WORK REQUIRED: Take the listing that follows and copy it precisely.
MATERIAL SHOWN START
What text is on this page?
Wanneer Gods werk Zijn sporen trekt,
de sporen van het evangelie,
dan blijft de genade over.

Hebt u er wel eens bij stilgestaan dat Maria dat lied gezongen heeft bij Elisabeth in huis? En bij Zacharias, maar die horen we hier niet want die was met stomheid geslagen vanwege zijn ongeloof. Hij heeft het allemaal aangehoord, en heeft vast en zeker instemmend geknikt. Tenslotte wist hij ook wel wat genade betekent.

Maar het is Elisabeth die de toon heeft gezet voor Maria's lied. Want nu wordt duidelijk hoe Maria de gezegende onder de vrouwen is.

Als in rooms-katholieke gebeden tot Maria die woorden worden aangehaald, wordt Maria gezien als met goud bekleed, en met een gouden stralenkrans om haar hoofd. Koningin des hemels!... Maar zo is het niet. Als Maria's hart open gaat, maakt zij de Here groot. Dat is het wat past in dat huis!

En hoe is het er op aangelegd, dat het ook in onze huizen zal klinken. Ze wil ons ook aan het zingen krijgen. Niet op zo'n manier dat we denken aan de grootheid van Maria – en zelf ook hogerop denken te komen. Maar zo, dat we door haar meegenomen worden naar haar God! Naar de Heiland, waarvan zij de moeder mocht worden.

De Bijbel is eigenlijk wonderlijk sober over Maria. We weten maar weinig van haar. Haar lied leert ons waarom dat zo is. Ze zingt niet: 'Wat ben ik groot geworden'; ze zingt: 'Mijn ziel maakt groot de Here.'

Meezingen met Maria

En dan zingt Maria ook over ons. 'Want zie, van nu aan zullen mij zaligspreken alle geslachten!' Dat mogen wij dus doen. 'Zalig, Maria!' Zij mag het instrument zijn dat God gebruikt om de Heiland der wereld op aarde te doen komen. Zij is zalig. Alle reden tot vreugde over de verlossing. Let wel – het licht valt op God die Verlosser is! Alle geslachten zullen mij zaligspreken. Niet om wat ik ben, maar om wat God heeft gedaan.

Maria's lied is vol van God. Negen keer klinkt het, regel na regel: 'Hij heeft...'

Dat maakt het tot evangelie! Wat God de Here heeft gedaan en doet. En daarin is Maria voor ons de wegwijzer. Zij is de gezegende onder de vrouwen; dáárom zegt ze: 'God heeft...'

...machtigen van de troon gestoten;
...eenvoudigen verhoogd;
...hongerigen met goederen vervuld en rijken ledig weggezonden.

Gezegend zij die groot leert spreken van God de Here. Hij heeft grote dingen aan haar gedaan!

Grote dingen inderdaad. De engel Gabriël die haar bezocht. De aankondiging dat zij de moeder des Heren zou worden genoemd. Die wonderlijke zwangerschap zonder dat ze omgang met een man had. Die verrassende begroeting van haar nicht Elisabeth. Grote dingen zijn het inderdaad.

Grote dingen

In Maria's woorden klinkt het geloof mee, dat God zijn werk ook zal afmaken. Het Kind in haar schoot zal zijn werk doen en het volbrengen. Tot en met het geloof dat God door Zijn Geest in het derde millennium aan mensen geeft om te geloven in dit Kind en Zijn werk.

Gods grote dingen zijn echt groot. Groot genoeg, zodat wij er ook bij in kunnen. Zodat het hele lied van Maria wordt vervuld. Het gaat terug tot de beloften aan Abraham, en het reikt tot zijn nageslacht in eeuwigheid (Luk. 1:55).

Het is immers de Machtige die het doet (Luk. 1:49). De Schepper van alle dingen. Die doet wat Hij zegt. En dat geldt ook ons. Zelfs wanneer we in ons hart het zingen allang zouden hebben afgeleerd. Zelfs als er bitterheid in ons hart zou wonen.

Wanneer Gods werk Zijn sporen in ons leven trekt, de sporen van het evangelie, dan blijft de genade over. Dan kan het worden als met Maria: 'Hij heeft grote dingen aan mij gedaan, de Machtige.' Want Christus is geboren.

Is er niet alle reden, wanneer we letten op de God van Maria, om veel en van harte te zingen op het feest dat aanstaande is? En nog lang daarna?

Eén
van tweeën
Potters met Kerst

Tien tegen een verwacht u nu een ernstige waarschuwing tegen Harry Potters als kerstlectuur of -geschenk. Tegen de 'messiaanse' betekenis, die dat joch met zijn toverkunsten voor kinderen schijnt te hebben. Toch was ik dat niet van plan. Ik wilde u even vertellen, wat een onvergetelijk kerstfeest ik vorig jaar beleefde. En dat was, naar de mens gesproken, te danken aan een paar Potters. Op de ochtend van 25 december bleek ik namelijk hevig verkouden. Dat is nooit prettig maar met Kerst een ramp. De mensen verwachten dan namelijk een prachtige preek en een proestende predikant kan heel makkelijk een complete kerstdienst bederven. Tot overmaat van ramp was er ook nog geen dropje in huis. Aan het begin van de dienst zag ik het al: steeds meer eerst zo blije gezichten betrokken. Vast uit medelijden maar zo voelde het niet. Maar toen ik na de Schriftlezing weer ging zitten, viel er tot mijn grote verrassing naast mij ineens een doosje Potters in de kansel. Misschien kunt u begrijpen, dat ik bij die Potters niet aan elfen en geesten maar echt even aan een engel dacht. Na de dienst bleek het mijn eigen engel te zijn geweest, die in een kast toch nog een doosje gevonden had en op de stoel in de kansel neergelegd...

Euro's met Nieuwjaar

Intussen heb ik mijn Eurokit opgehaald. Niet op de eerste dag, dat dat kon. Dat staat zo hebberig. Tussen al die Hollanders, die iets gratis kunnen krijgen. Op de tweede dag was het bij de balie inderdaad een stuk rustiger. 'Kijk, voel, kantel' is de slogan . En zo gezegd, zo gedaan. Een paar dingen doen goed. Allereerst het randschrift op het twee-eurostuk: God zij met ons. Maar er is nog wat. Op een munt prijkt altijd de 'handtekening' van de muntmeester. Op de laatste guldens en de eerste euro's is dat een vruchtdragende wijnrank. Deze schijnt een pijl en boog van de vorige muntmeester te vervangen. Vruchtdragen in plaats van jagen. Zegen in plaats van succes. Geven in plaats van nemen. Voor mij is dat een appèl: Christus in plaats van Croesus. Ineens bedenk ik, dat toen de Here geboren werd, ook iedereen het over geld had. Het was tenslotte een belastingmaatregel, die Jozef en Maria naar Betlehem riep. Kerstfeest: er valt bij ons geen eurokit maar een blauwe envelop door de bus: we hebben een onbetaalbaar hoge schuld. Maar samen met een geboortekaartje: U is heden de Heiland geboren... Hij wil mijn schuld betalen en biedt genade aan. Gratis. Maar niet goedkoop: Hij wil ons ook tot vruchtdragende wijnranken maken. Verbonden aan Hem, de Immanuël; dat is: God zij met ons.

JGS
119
MATERIAL SHOWN END
RESULT OF THIS EXERCISE:
What text is on this page?
Wanneer Gods werk Zijn sporen trekt,
de sporen van het evangelie,
dan blijft de genade over.

Hebt u er wel eens bij stilgestaan dat Maria dat lied gezongen heeft bij Elisabeth in huis? En bij Zacharias, maar die horen we hier niet want die was met stomheid geslagen vanwege zijn ongeloof. Hij heeft het allemaal aangehoord, en heeft vast en zeker instemmend geknikt. Tenslotte wist hij ook wel wat genade betekent.

Maar het is Elisabeth die de toon heeft gezet voor Maria's lied. Want nu wordt duidelijk hoe Maria de gezegende onder de vrouwen is.

Als in rooms-katholieke gebeden tot Maria die woorden worden aangehaald, wordt Maria gezien als met goud bekleed, en met een gouden stralenkrans om haar hoofd. Koningin des hemels!... Maar zo is het niet. Als Maria's hart open gaat, maakt zij de Here groot. Dat is het wat past in dat huis!

En hoe is het er op aangelegd, dat het ook in onze huizen zal klinken. Ze wil ons ook aan het zingen krijgen. Niet op zo'n manier dat we denken aan de grootheid van Maria – en zelf ook hogerop denken te komen. Maar zo, dat we door haar meegenomen worden naar haar God! Naar de Heiland, waarvan zij de moeder mocht worden.

De Bijbel is eigenlijk wonderlijk sober over Maria. We weten maar weinig van haar. Haar lied leert ons waarom dat zo is. Ze zingt niet: 'Wat ben ik groot geworden'; ze zingt: 'Mijn ziel maakt groot de Here.'

Meezingen met Maria

En dan zingt Maria ook over ons. 'Want zie, van nu aan zullen mij zaligspreken alle geslachten!' Dat mogen wij dus doen. 'Zalig, Maria!' Zij mag het instrument zijn dat God gebruikt om de Heiland der wereld op aarde te doen komen. Zij is zalig. Alle reden tot vreugde over de verlossing. Let wel – het licht valt op God die Verlosser is! Alle geslachten zullen mij zaligspreken. Niet om wat ik ben, maar om wat God heeft gedaan.

Maria's lied is vol van God. Negen keer klinkt het, regel na regel: 'Hij heeft...'

Dat maakt het tot evangelie! Wat God de Here heeft gedaan en doet. En daarin is Maria voor ons de wegwijzer. Zij is de gezegende onder de vrouwen; dáárom zegt ze: 'God heeft...'

...machtigen van de troon gestoten;
...eenvoudigen verhoogd;
...hongerigen met goederen vervuld en rijken ledig weggezonden.

Gezegend zij die groot leert spreken van God de Here. Hij heeft grote dingen aan haar gedaan!

Grote dingen inderdaad. De engel Gabriël die haar bezocht. De aankondiging dat zij de moeder des Heren zou worden genoemd. Die wonderlijke zwangerschap zonder dat ze omgang met een man had. Die verrassende begroeting van haar nicht Elisabeth. Grote dingen zijn het inderdaad.

Grote dingen

In Maria's woorden klinkt het geloof mee, dat God zijn werk ook zal afmaken. Het Kind in haar schoot zal zijn werk doen en het volbrengen. Tot en met het geloof dat God door Zijn Geest in het derde millennium aan mensen geeft om te geloven in dit Kind en Zijn werk.

Gods grote dingen zijn echt groot. Groot genoeg, zodat wij er ook bij in kunnen. Zodat het hele lied van Maria wordt vervuld. Het gaat terug tot de beloften aan Abraham, en het reikt tot zijn nageslacht in eeuwigheid (Luk. 1:55).

Het is immers de Machtige die het doet (Luk. 1:49). De Schepper van alle dingen. Die doet wat Hij zegt. En dat geldt ook ons. Zelfs wanneer we in ons hart het zingen allang zouden hebben afgeleerd. Zelfs als er bitterheid in ons hart zou wonen.

Wanneer Gods werk Zijn sporen in ons leven trekt, de sporen van het evangelie, dan blijft de genade over. Dan kan het worden als met Maria: 'Hij heeft grote dingen aan mij gedaan, de Machtige.' Want Christus is geboren.

Is er niet alle reden, wanneer we letten op de God van Maria, om veel en van harte te zingen op het feest dat aanstaande is? En nog lang daarna?

Eén
van tweeën
Potters met Kerst

Tien tegen een verwacht u nu een ernstige waarschuwing tegen Harry Potters als kerstlectuur of -geschenk. Tegen de 'messiaanse' betekenis, die dat joch met zijn toverkunsten voor kinderen schijnt te hebben. Toch was ik dat niet van plan. Ik wilde u even vertellen, wat een onvergetelijk kerstfeest ik vorig jaar beleefde. En dat was, naar de mens gesproken, te danken aan een paar Potters. Op de ochtend van 25 december bleek ik namelijk hevig verkouden. Dat is nooit prettig maar met Kerst een ramp. De mensen verwachten dan namelijk een prachtige preek en een proestende predikant kan heel makkelijk een complete kerstdienst bederven. Tot overmaat van ramp was er ook nog geen dropje in huis. Aan het begin van de dienst zag ik het al: steeds meer eerst zo blije gezichten betrokken. Vast uit medelijden maar zo voelde het niet. Maar toen ik na de Schriftlezing weer ging zitten, viel er tot mijn grote verrassing naast mij ineens een doosje Potters in de kansel. Misschien kunt u begrijpen, dat ik bij die Potters niet aan elfen en geesten maar echt even aan een engel dacht. Na de dienst bleek het mijn eigen engel te zijn geweest, die in een kast toch nog een doosje gevonden had en op de stoel in de kansel neergelegd...

Euro's met Nieuwjaar

Intussen heb ik mijn Eurokit opgehaald. Niet op de eerste dag, dat dat kon. Dat staat zo hebberig. Tussen al die Hollanders, die iets gratis kunnen krijgen. Op de tweede dag was het bij de balie inderdaad een stuk rustiger. 'Kijk, voel, kantel' is de slogan . En zo gezegd, zo gedaan. Een paar dingen doen goed. Allereerst het randschrift op het twee-eurostuk: God zij met ons. Maar er is nog wat. Op een munt prijkt altijd de 'handtekening' van de muntmeester. Op de laatste guldens en de eerste euro's is dat een vruchtdragende wijnrank. Deze schijnt een pijl en boog van de vorige muntmeester te vervangen. Vruchtdragen in plaats van jagen. Zegen in plaats van succes. Geven in plaats van nemen. Voor mij is dat een appèl: Christus in plaats van Croesus. Ineens bedenk ik, dat toen de Here geboren werd, ook iedereen het over geld had. Het was tenslotte een belastingmaatregel, die Jozef en Maria naar Betlehem riep. Kerstfeest: er valt bij ons geen eurokit maar een blauwe envelop door de bus: we hebben een onbetaalbaar hoge schuld. Maar samen met een geboortekaartje: U is heden de Heiland geboren... Hij wil mijn schuld betalen en biedt genade aan. Gratis. Maar niet goedkoop: Hij wil ons ook tot vruchtdragende wijnranken maken. Verbonden aan Hem, de Immanuël; dat is: God zij met ons.

JGS
119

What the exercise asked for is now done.